JOB
Collect all lines below with the string "JSON".

######

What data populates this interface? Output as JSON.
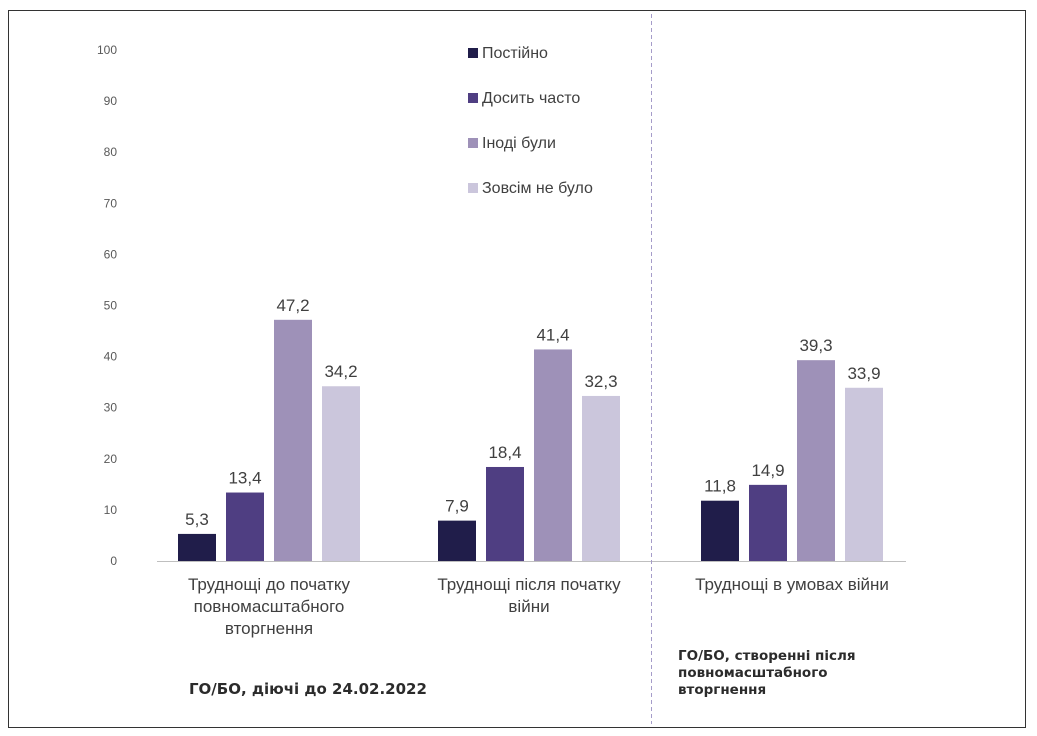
{
  "chart_data": {
    "type": "bar",
    "categories": [
      [
        "Труднощі до початку",
        "повномасштабного",
        "вторгнення"
      ],
      [
        "Труднощі після початку",
        "війни"
      ],
      [
        "Труднощі в умовах війни"
      ]
    ],
    "series": [
      {
        "name": "Постійно",
        "color": "#201d4a",
        "values": [
          5.3,
          7.9,
          11.8
        ],
        "labels": [
          "5,3",
          "7,9",
          "11,8"
        ]
      },
      {
        "name": "Досить часто",
        "color": "#4f3e82",
        "values": [
          13.4,
          18.4,
          14.9
        ],
        "labels": [
          "13,4",
          "18,4",
          "14,9"
        ]
      },
      {
        "name": "Іноді були",
        "color": "#9e91b8",
        "values": [
          47.2,
          41.4,
          39.3
        ],
        "labels": [
          "47,2",
          "41,4",
          "39,3"
        ]
      },
      {
        "name": "Зовсім не було",
        "color": "#cbc6dc",
        "values": [
          34.2,
          32.3,
          33.9
        ],
        "labels": [
          "34,2",
          "32,3",
          "33,9"
        ]
      }
    ],
    "yticks": [
      0,
      10,
      20,
      30,
      40,
      50,
      60,
      70,
      80,
      90,
      100
    ],
    "ylim": [
      0,
      100
    ],
    "legend_position": "top-center",
    "grid": false,
    "title": "",
    "xlabel": "",
    "ylabel": ""
  },
  "notes": {
    "left": "ГО/БО, діючі до 24.02.2022",
    "right": [
      "ГО/БО, створенні після",
      "повномасштабного",
      "вторгнення"
    ]
  }
}
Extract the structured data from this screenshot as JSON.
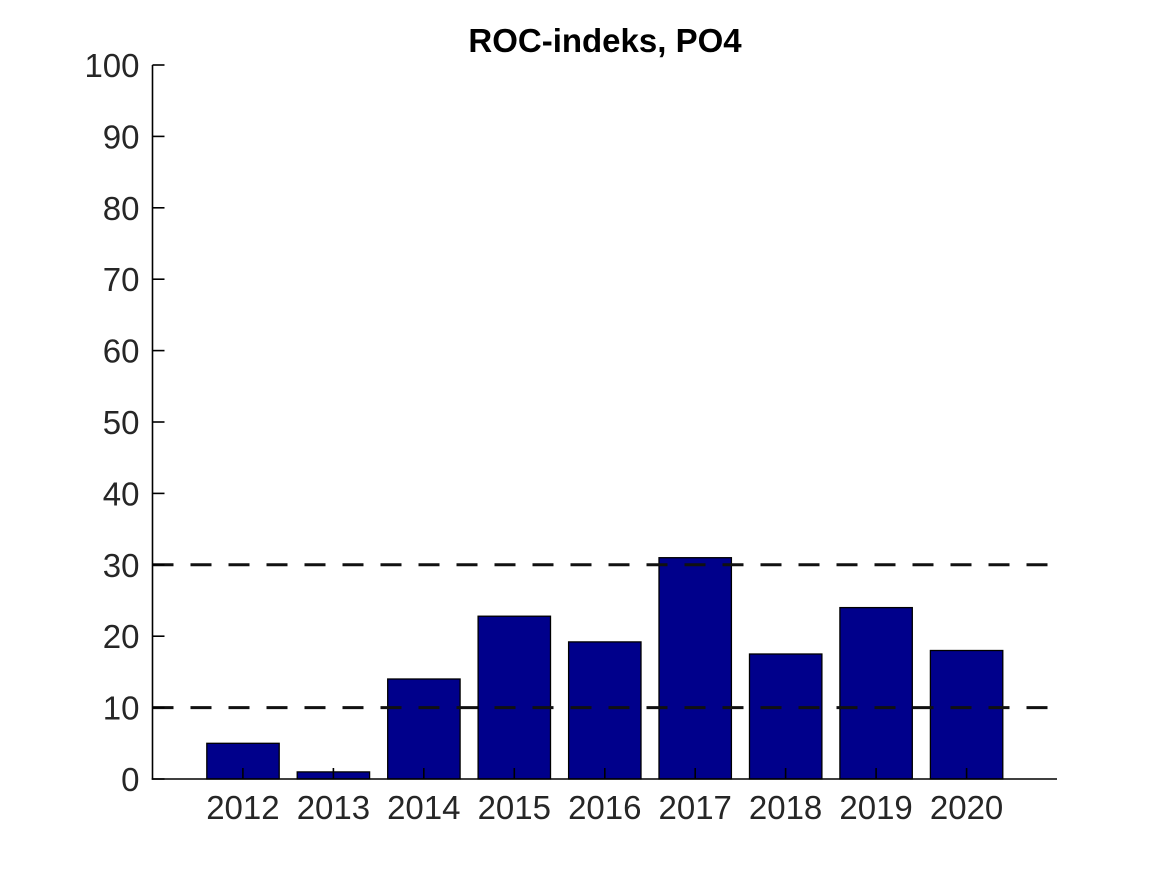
{
  "title": "ROC-indeks, PO4",
  "colors": {
    "bar_fill": "#00008B",
    "bar_edge": "#000000",
    "reference_line": "#111111",
    "axis": "#000000",
    "tick_label": "#262626",
    "background": "#ffffff"
  },
  "chart_data": {
    "type": "bar",
    "title": "ROC-indeks, PO4",
    "categories": [
      "2012",
      "2013",
      "2014",
      "2015",
      "2016",
      "2017",
      "2018",
      "2019",
      "2020"
    ],
    "values": [
      5,
      1,
      14,
      22.8,
      19.2,
      31,
      17.5,
      24,
      18
    ],
    "xlabel": "",
    "ylabel": "",
    "ylim": [
      0,
      100
    ],
    "ytick_step": 10,
    "ytick_labels": [
      "0",
      "10",
      "20",
      "30",
      "40",
      "50",
      "60",
      "70",
      "80",
      "90",
      "100"
    ],
    "xlim_years": [
      2011,
      2021
    ],
    "reference_lines": [
      10,
      30
    ],
    "reference_line_style": "dashed",
    "grid": false,
    "legend": "none",
    "bar_relative_width": 0.8
  }
}
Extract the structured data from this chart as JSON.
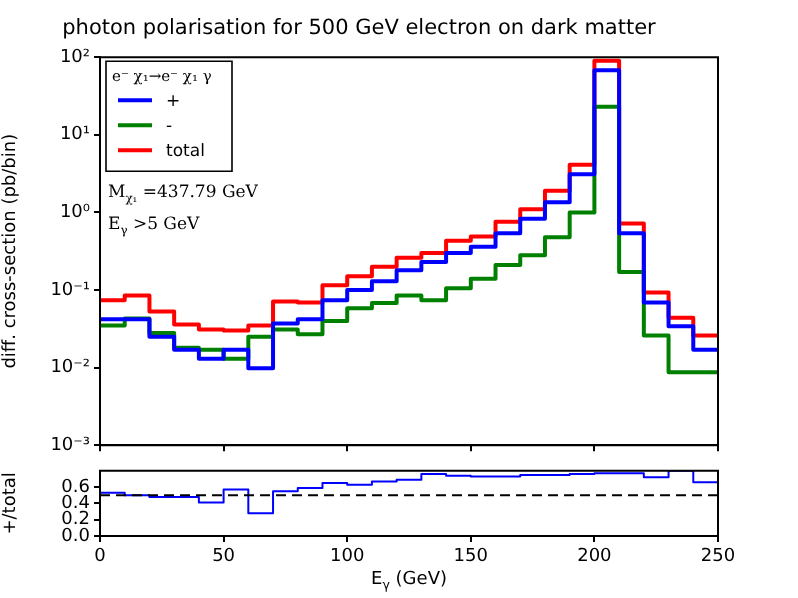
{
  "chart_data": [
    {
      "type": "histogram",
      "title": "photon polarisation for 500 GeV electron on dark matter",
      "ylabel": "diff. cross-section (pb/bin)",
      "legend_title": "e⁻ χ₁→e⁻ χ₁ γ",
      "legend": "top left",
      "annotations": [
        "M$_{χ₁}$ =437.79 GeV",
        "E$_{γ}$ >5 GeV"
      ],
      "bins": [
        0,
        10,
        20,
        30,
        40,
        50,
        60,
        70,
        80,
        90,
        100,
        110,
        120,
        130,
        140,
        150,
        160,
        170,
        180,
        190,
        200,
        210,
        220,
        230,
        240,
        250
      ],
      "series": [
        {
          "name": "+",
          "color": "#0000ff",
          "values": [
            0.042,
            0.042,
            0.025,
            0.017,
            0.013,
            0.017,
            0.0098,
            0.037,
            0.042,
            0.074,
            0.1,
            0.13,
            0.18,
            0.23,
            0.3,
            0.36,
            0.54,
            0.83,
            1.35,
            3.1,
            68,
            0.54,
            0.069,
            0.034,
            0.017
          ]
        },
        {
          "name": "-",
          "color": "#008000",
          "values": [
            0.035,
            0.043,
            0.028,
            0.018,
            0.017,
            0.013,
            0.025,
            0.031,
            0.027,
            0.04,
            0.058,
            0.068,
            0.085,
            0.074,
            0.105,
            0.14,
            0.21,
            0.28,
            0.48,
            1.0,
            23,
            0.17,
            0.026,
            0.0087,
            0.0087
          ]
        },
        {
          "name": "total",
          "color": "#ff0000",
          "values": [
            0.074,
            0.085,
            0.053,
            0.036,
            0.031,
            0.03,
            0.035,
            0.071,
            0.069,
            0.115,
            0.15,
            0.2,
            0.26,
            0.3,
            0.43,
            0.49,
            0.76,
            1.1,
            1.9,
            4.1,
            90,
            0.72,
            0.093,
            0.044,
            0.026
          ]
        }
      ],
      "xlim": [
        0,
        250
      ],
      "xticks": [
        0,
        50,
        100,
        150,
        200,
        250
      ],
      "tick_labels": "y",
      "log": "y",
      "ylim": [
        0.001,
        100
      ],
      "yticks": [
        {
          "value": 0.001,
          "label": "10⁻³"
        },
        {
          "value": 0.01,
          "label": "10⁻²"
        },
        {
          "value": 0.1,
          "label": "10⁻¹"
        },
        {
          "value": 1,
          "label": "10⁰"
        },
        {
          "value": 10,
          "label": "10¹"
        },
        {
          "value": 100,
          "label": "10²"
        }
      ]
    },
    {
      "type": "histogram",
      "xlabel": "E$_{γ}$ (GeV)",
      "ylabel": "+/total",
      "bins": [
        0,
        10,
        20,
        30,
        40,
        50,
        60,
        70,
        80,
        90,
        100,
        110,
        120,
        130,
        140,
        150,
        160,
        170,
        180,
        190,
        200,
        210,
        220,
        230,
        240,
        250
      ],
      "series": [
        {
          "color": "#0000ff",
          "values": [
            0.53,
            0.5,
            0.48,
            0.48,
            0.41,
            0.57,
            0.28,
            0.55,
            0.59,
            0.65,
            0.63,
            0.67,
            0.69,
            0.76,
            0.74,
            0.73,
            0.73,
            0.75,
            0.75,
            0.76,
            0.77,
            0.77,
            0.72,
            0.8,
            0.66
          ]
        }
      ],
      "ref_lines": [
        {
          "axis": "y",
          "value": 0.5,
          "color": "#000000",
          "line_style": "dashed"
        }
      ],
      "xlim": [
        0,
        250
      ],
      "xticks": [
        0,
        50,
        100,
        150,
        200,
        250
      ],
      "ylim": [
        0,
        0.8
      ],
      "yticks": [
        {
          "value": 0,
          "label": "0.0"
        },
        0.2,
        0.4,
        0.6
      ]
    }
  ]
}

######

SOLUTION TO THIS PROBLEM
What data populates this interface? Output as JSON.
Extract the structured data from this screenshot as JSON.
Extract the structured data from this chart as JSON.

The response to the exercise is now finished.